Start of Task inputs

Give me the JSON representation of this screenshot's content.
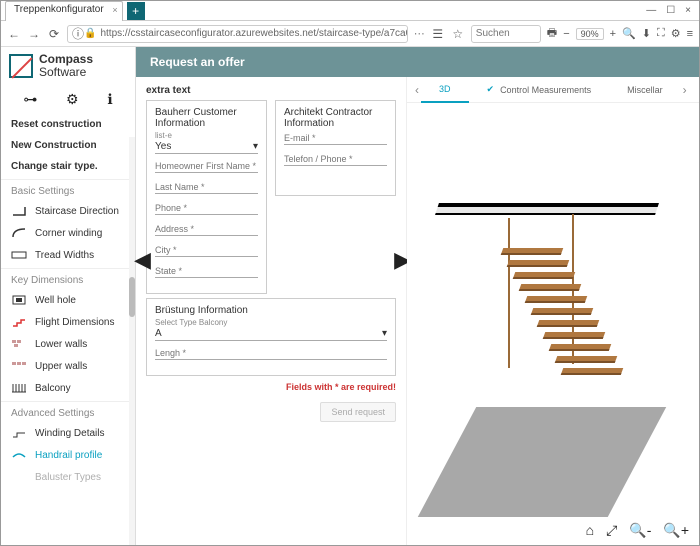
{
  "browser": {
    "tab_title": "Treppenkonfigurator",
    "url": "https://csstaircaseconfigurator.azurewebsites.net/staircase-type/a7ca037f-b96a-4d4e-9d59-e1e6e68...",
    "search_placeholder": "Suchen",
    "zoom": "90%"
  },
  "logo": {
    "line1": "Compass",
    "line2": "Software"
  },
  "sidebar": {
    "reset": "Reset construction",
    "new": "New Construction",
    "change": "Change stair type.",
    "sec_basic": "Basic Settings",
    "basic": [
      "Staircase Direction",
      "Corner winding",
      "Tread Widths"
    ],
    "sec_key": "Key Dimensions",
    "key": [
      "Well hole",
      "Flight Dimensions",
      "Lower walls",
      "Upper walls",
      "Balcony"
    ],
    "sec_adv": "Advanced Settings",
    "adv": [
      "Winding Details",
      "Handrail profile",
      "Baluster Types"
    ]
  },
  "header": {
    "title": "Request an offer"
  },
  "form": {
    "extra": "extra text",
    "cust_title": "Bauherr Customer Information",
    "list_lbl": "list-e",
    "list_val": "Yes",
    "fn": "Homeowner First Name *",
    "ln": "Last Name *",
    "ph": "Phone *",
    "addr": "Address *",
    "city": "City *",
    "state": "State *",
    "arch_title": "Architekt Contractor Information",
    "email": "E-mail *",
    "tel": "Telefon / Phone *",
    "bal_title": "Brüstung Information",
    "bal_lbl": "Select Type Balcony",
    "bal_val": "A",
    "len": "Lengh *",
    "req": "Fields with * are required!",
    "send": "Send request"
  },
  "tabs": {
    "t1": "3D",
    "t2": "Control Measurements",
    "t3": "Miscellar"
  }
}
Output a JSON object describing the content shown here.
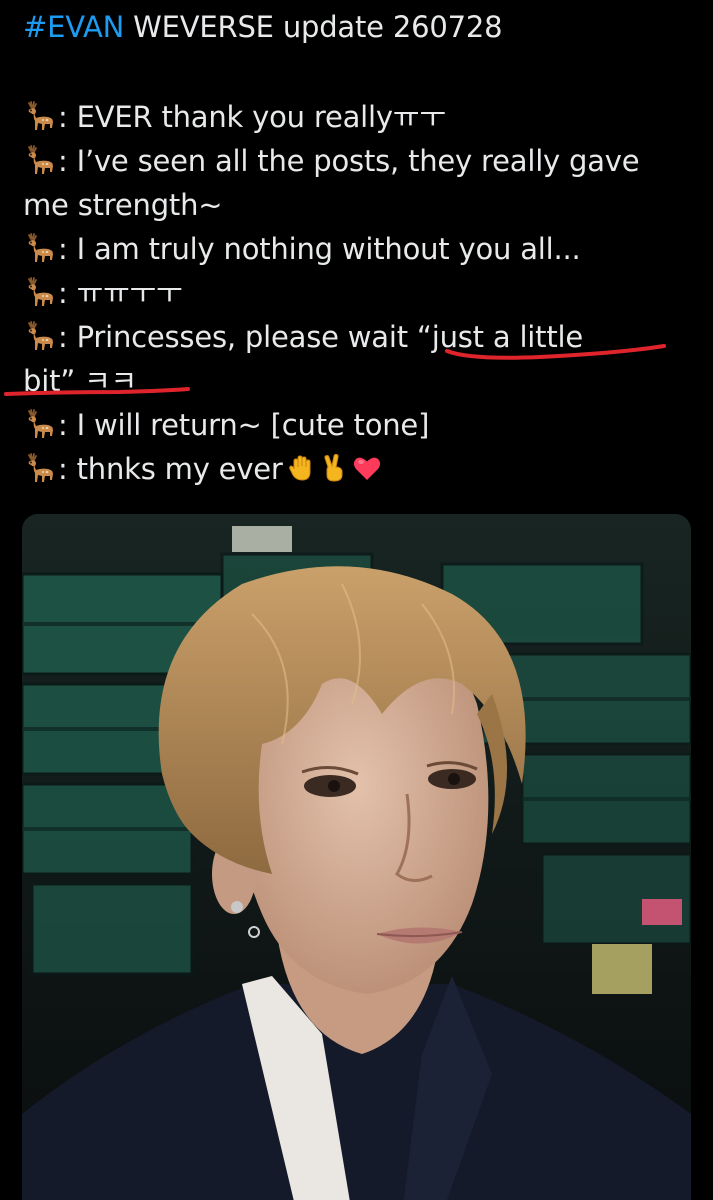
{
  "tweet": {
    "hashtag": "#EVAN",
    "headline_rest": " WEVERSE update 260728",
    "lines": [
      {
        "prefix": ": ",
        "text": "EVER thank you reallyㅠㅜ"
      },
      {
        "prefix": ": ",
        "text": "I’ve seen all the posts, they really gave"
      },
      {
        "prefix": "",
        "text": "me strength~"
      },
      {
        "prefix": ": ",
        "text": "I am truly nothing without you all..."
      },
      {
        "prefix": ": ",
        "text": "ㅠㅠㅜㅜ"
      },
      {
        "prefix": ": ",
        "text": "Princesses, please wait “just a little"
      },
      {
        "prefix": "",
        "text": "bit” ㅋㅋ"
      },
      {
        "prefix": ": ",
        "text": "I will return~ [cute tone]"
      },
      {
        "prefix": ": ",
        "text": "thnks my ever"
      }
    ],
    "line_emoji": "deer-icon",
    "final_emojis": [
      "raised-hand-icon",
      "victory-hand-icon",
      "red-heart-icon"
    ],
    "annotation_color": "#e0242c"
  },
  "media": {
    "kind": "selfie photo",
    "colors": {
      "background": "#0d1314",
      "crates": "#1d5a4c",
      "hair": "#b88a52",
      "skin": "#d7b49e",
      "jacket": "#141a2a",
      "collar": "#e8e6e2"
    }
  }
}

End of Task inputs

[Work to do] Every record is to be reproduced exactly, with no pictures included.

[Output of the exercise]
Give me the JSON representation of this screenshot's content.
{
  "browser": {
    "tab_title": "Treppenkonfigurator",
    "url": "https://csstaircaseconfigurator.azurewebsites.net/staircase-type/a7ca037f-b96a-4d4e-9d59-e1e6e68...",
    "search_placeholder": "Suchen",
    "zoom": "90%"
  },
  "logo": {
    "line1": "Compass",
    "line2": "Software"
  },
  "sidebar": {
    "reset": "Reset construction",
    "new": "New Construction",
    "change": "Change stair type.",
    "sec_basic": "Basic Settings",
    "basic": [
      "Staircase Direction",
      "Corner winding",
      "Tread Widths"
    ],
    "sec_key": "Key Dimensions",
    "key": [
      "Well hole",
      "Flight Dimensions",
      "Lower walls",
      "Upper walls",
      "Balcony"
    ],
    "sec_adv": "Advanced Settings",
    "adv": [
      "Winding Details",
      "Handrail profile",
      "Baluster Types"
    ]
  },
  "header": {
    "title": "Request an offer"
  },
  "form": {
    "extra": "extra text",
    "cust_title": "Bauherr Customer Information",
    "list_lbl": "list-e",
    "list_val": "Yes",
    "fn": "Homeowner First Name *",
    "ln": "Last Name *",
    "ph": "Phone *",
    "addr": "Address *",
    "city": "City *",
    "state": "State *",
    "arch_title": "Architekt Contractor Information",
    "email": "E-mail *",
    "tel": "Telefon / Phone *",
    "bal_title": "Brüstung Information",
    "bal_lbl": "Select Type Balcony",
    "bal_val": "A",
    "len": "Lengh *",
    "req": "Fields with * are required!",
    "send": "Send request"
  },
  "tabs": {
    "t1": "3D",
    "t2": "Control Measurements",
    "t3": "Miscellar"
  }
}
Output a JSON object describing the content shown here.
{
  "tweet": {
    "hashtag": "#EVAN",
    "headline_rest": " WEVERSE update 260728",
    "lines": [
      {
        "prefix": ": ",
        "text": "EVER thank you reallyㅠㅜ"
      },
      {
        "prefix": ": ",
        "text": "I’ve seen all the posts, they really gave"
      },
      {
        "prefix": "",
        "text": "me strength~"
      },
      {
        "prefix": ": ",
        "text": "I am truly nothing without you all..."
      },
      {
        "prefix": ": ",
        "text": "ㅠㅠㅜㅜ"
      },
      {
        "prefix": ": ",
        "text": "Princesses, please wait “just a little"
      },
      {
        "prefix": "",
        "text": "bit” ㅋㅋ"
      },
      {
        "prefix": ": ",
        "text": "I will return~ [cute tone]"
      },
      {
        "prefix": ": ",
        "text": "thnks my ever"
      }
    ],
    "line_emoji": "deer-icon",
    "final_emojis": [
      "raised-hand-icon",
      "victory-hand-icon",
      "red-heart-icon"
    ],
    "annotation_color": "#e0242c"
  },
  "media": {
    "kind": "selfie photo",
    "colors": {
      "background": "#0d1314",
      "crates": "#1d5a4c",
      "hair": "#b88a52",
      "skin": "#d7b49e",
      "jacket": "#141a2a",
      "collar": "#e8e6e2"
    }
  }
}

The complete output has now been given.